Stated goal.
Output a single figure: the number of lines in which the word "name" appears.

※ ※ ※

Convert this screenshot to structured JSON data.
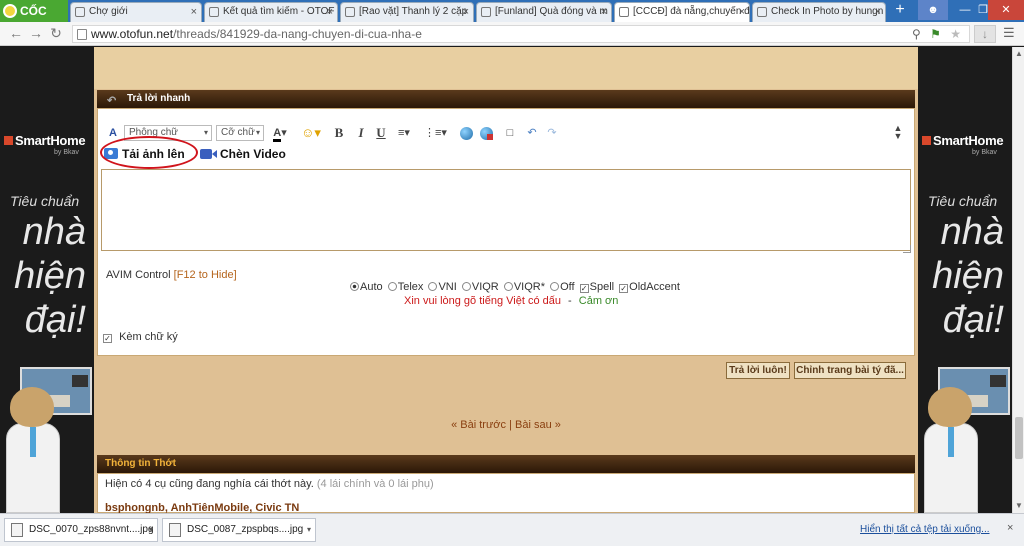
{
  "browser": {
    "brand": "CỐC CỐC",
    "tabs": [
      {
        "title": "Chợ giới"
      },
      {
        "title": "Kết quả tìm kiếm - OTOF"
      },
      {
        "title": "[Rao vặt] Thanh lý 2 cặp"
      },
      {
        "title": "[Funland] Quà đóng và m"
      },
      {
        "title": "[CCCĐ] đà nẵng,chuyến đ"
      },
      {
        "title": "Check In Photo by hungn"
      }
    ],
    "new_tab": "+",
    "close_glyph": "×",
    "url_host": "www.otofun.net",
    "url_path": "/threads/841929-da-nang-chuyen-di-cua-nha-e"
  },
  "quick_reply": {
    "header": "Trả lời nhanh",
    "font_select": "Phông chữ",
    "size_select": "Cỡ chữ",
    "upload_label": "Tải ảnh lên",
    "video_label": "Chèn Video",
    "editor_value": "",
    "avim_title": "AVIM Control",
    "avim_hint": "[F12 to Hide]",
    "avim_modes": [
      {
        "label": "Auto",
        "kind": "radio",
        "checked": true
      },
      {
        "label": "Telex",
        "kind": "radio",
        "checked": false
      },
      {
        "label": "VNI",
        "kind": "radio",
        "checked": false
      },
      {
        "label": "VIQR",
        "kind": "radio",
        "checked": false
      },
      {
        "label": "VIQR*",
        "kind": "radio",
        "checked": false
      },
      {
        "label": "Off",
        "kind": "radio",
        "checked": false
      },
      {
        "label": "Spell",
        "kind": "check",
        "checked": true
      },
      {
        "label": "OldAccent",
        "kind": "check",
        "checked": true
      }
    ],
    "avim_msg_red": "Xin vui lòng gõ tiếng Việt có dấu",
    "avim_msg_sep": "-",
    "avim_msg_green": "Cảm ơn",
    "signature_label": "Kèm chữ ký",
    "submit_label": "Trả lời luôn!",
    "advanced_label": "Chỉnh trang bài tý đã..."
  },
  "pager": {
    "prev": "« Bài trước",
    "sep": "|",
    "next": "Bài sau »"
  },
  "thread_info": {
    "header": "Thông tin Thớt",
    "text": "Hiện có 4 cụ cũng đang nghía cái thớt này.",
    "detail": "(4 lái chính và 0 lái phụ)",
    "users": "bsphongnb, AnhTiênMobile, Civic TN"
  },
  "ads": {
    "brand": "SmartHome",
    "by": "by Bkav",
    "slogan_small": "Tiêu chuẩn",
    "slogan_big": "nhà hiện đại!"
  },
  "downloads": {
    "items": [
      {
        "name": "DSC_0070_zps88nvnt....jpg"
      },
      {
        "name": "DSC_0087_zpspbqs....jpg"
      }
    ],
    "show_all": "Hiển thị tất cả tệp tải xuống...",
    "close": "×"
  },
  "colors": {
    "forum_bg": "#dfc094",
    "header_bg": "#3a220d",
    "highlight_circle": "#d0141c",
    "tabbar": "#2f6fb7"
  }
}
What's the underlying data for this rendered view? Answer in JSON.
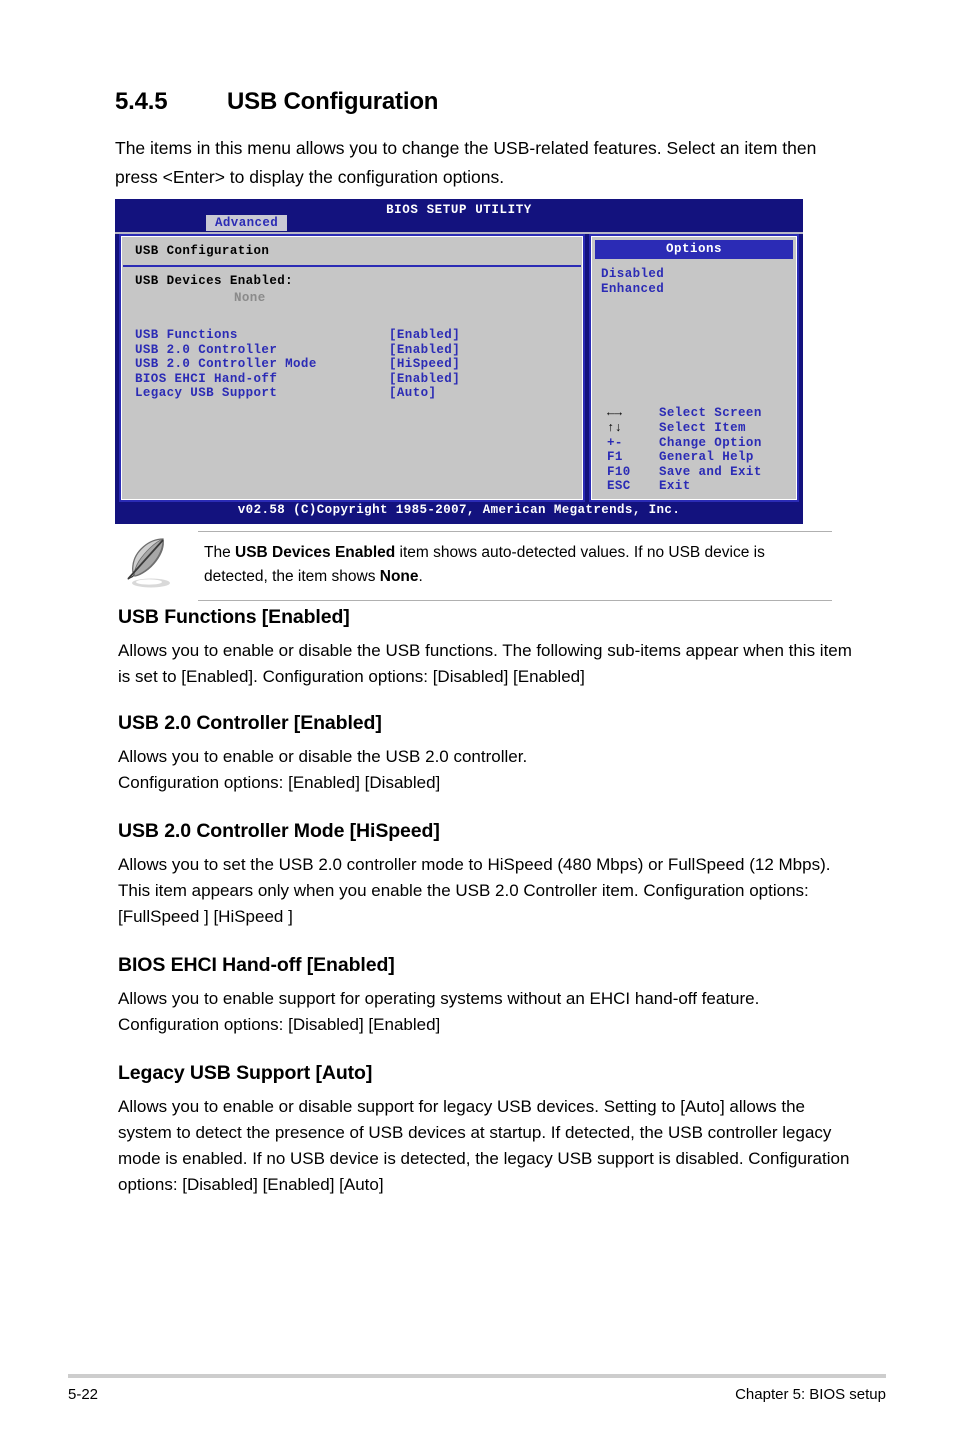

※ ※ ※

Task result.
2